## begin Record set

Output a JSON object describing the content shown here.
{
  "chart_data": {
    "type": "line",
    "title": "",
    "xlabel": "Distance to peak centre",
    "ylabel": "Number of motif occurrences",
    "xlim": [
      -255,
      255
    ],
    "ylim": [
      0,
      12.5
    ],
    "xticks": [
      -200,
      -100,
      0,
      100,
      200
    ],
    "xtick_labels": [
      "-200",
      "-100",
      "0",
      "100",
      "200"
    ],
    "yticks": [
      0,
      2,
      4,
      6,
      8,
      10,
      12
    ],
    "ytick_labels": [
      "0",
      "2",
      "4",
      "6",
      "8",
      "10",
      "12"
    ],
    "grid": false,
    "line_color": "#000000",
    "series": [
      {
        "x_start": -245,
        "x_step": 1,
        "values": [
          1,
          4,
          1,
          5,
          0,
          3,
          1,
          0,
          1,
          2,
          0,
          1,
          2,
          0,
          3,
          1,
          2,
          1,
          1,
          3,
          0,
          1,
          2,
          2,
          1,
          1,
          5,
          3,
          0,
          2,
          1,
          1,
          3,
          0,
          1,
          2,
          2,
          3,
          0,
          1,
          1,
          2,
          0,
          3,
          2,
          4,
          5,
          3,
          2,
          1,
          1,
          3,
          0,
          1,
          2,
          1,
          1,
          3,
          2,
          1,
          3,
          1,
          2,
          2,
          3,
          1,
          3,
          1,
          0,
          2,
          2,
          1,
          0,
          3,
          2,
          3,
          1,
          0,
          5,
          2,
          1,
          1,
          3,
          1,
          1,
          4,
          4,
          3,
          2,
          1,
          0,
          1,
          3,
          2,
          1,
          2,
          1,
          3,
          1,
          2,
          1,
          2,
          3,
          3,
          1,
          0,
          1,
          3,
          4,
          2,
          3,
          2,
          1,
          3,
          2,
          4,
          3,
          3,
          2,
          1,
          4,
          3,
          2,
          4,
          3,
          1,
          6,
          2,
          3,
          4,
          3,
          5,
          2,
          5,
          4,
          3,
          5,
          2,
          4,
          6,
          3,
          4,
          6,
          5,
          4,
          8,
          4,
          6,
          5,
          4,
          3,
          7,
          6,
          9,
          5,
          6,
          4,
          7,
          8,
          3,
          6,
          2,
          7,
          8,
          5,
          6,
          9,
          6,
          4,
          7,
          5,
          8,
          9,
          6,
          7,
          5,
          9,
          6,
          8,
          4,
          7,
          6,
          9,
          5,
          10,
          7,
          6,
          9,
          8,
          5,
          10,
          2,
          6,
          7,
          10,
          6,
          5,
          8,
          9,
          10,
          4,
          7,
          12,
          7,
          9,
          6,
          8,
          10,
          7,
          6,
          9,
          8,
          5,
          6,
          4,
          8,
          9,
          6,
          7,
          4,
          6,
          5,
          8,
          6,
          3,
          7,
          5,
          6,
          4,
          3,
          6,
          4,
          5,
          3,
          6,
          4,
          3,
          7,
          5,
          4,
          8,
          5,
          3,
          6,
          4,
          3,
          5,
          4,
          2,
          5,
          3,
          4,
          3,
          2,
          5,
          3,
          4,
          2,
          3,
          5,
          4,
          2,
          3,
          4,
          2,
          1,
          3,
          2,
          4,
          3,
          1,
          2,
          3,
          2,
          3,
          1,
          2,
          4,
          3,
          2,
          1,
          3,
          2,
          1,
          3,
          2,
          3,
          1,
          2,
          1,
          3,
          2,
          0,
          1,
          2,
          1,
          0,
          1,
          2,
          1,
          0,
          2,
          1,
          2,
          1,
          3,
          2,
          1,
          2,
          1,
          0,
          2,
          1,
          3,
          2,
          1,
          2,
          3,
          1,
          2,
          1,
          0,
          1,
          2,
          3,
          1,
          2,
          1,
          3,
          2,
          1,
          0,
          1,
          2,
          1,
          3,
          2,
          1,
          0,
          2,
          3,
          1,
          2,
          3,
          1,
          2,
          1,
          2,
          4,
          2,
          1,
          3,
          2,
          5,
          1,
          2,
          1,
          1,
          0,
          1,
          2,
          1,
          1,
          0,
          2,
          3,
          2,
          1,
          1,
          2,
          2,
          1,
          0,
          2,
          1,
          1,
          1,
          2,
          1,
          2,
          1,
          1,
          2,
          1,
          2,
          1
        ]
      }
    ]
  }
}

## end Record set
## begin Record set

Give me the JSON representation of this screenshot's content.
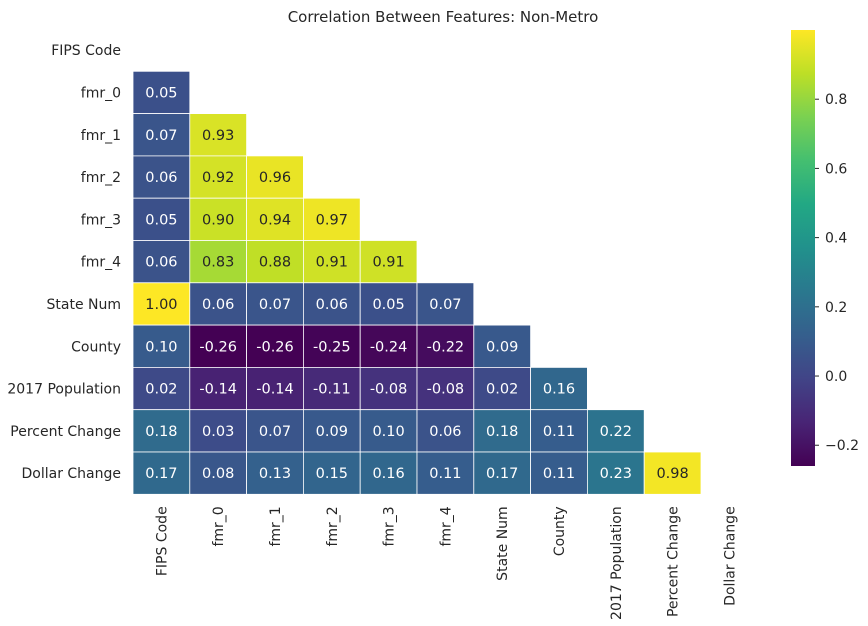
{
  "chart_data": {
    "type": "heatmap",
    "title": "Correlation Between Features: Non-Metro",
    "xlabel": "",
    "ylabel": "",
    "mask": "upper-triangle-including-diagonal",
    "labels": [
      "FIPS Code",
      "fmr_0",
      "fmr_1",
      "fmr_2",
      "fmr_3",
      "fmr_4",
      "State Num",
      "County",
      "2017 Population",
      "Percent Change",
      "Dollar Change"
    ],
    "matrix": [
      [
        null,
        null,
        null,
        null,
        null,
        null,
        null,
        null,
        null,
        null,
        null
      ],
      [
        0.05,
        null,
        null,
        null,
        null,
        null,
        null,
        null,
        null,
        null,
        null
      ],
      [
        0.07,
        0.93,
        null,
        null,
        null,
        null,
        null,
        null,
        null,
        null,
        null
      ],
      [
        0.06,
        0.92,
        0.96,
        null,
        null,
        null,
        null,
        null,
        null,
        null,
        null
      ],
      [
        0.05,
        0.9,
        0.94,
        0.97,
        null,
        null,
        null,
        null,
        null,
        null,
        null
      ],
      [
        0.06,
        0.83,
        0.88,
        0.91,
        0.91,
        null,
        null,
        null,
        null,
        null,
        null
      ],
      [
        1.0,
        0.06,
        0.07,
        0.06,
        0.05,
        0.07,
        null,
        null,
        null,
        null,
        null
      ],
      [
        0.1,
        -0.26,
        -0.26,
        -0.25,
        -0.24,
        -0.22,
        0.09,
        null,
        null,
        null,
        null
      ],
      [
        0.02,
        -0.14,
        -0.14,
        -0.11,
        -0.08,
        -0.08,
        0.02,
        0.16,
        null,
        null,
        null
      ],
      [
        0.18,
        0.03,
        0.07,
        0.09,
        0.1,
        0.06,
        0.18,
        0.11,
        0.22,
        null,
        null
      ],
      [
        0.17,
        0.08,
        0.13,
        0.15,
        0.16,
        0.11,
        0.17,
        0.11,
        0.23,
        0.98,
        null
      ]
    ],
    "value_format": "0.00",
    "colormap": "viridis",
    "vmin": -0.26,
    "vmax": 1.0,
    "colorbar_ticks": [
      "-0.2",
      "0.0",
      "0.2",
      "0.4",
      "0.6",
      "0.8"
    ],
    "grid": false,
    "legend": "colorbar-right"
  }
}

## end Record set

— The problem —
Look through the entries above for the word "JSON". Copy every line where it shows up.

— Output below —
Output a JSON object describing the content shown here.
Give me the JSON representation of this screenshot's content.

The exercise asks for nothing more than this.